■ **PROBLEM TO WORK ON**
Repeat all of the data precisely.

■ **EXERCISE MATERIALS**

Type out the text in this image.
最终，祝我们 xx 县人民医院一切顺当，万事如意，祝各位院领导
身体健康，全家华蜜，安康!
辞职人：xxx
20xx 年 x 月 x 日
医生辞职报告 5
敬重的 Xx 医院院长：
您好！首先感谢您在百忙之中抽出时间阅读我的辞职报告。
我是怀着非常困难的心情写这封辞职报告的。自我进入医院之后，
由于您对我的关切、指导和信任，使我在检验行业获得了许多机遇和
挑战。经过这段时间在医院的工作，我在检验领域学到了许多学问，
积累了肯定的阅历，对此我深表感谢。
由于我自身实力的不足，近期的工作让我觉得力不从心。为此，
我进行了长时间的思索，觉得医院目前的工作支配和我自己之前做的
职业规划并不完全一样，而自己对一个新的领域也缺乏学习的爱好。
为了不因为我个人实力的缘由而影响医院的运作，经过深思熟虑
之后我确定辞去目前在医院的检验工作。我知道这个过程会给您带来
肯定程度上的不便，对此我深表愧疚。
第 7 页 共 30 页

■ **RESULT**
Type out the text in this image.
最终，祝我们 xx 县人民医院一切顺当，万事如意，祝各位院领导
身体健康，全家华蜜，安康!
辞职人：xxx
20xx 年 x 月 x 日
医生辞职报告 5
敬重的 Xx 医院院长：
您好！首先感谢您在百忙之中抽出时间阅读我的辞职报告。
我是怀着非常困难的心情写这封辞职报告的。自我进入医院之后，
由于您对我的关切、指导和信任，使我在检验行业获得了许多机遇和
挑战。经过这段时间在医院的工作，我在检验领域学到了许多学问，
积累了肯定的阅历，对此我深表感谢。
由于我自身实力的不足，近期的工作让我觉得力不从心。为此，
我进行了长时间的思索，觉得医院目前的工作支配和我自己之前做的
职业规划并不完全一样，而自己对一个新的领域也缺乏学习的爱好。
为了不因为我个人实力的缘由而影响医院的运作，经过深思熟虑
之后我确定辞去目前在医院的检验工作。我知道这个过程会给您带来
肯定程度上的不便，对此我深表愧疚。
第 7 页 共 30 页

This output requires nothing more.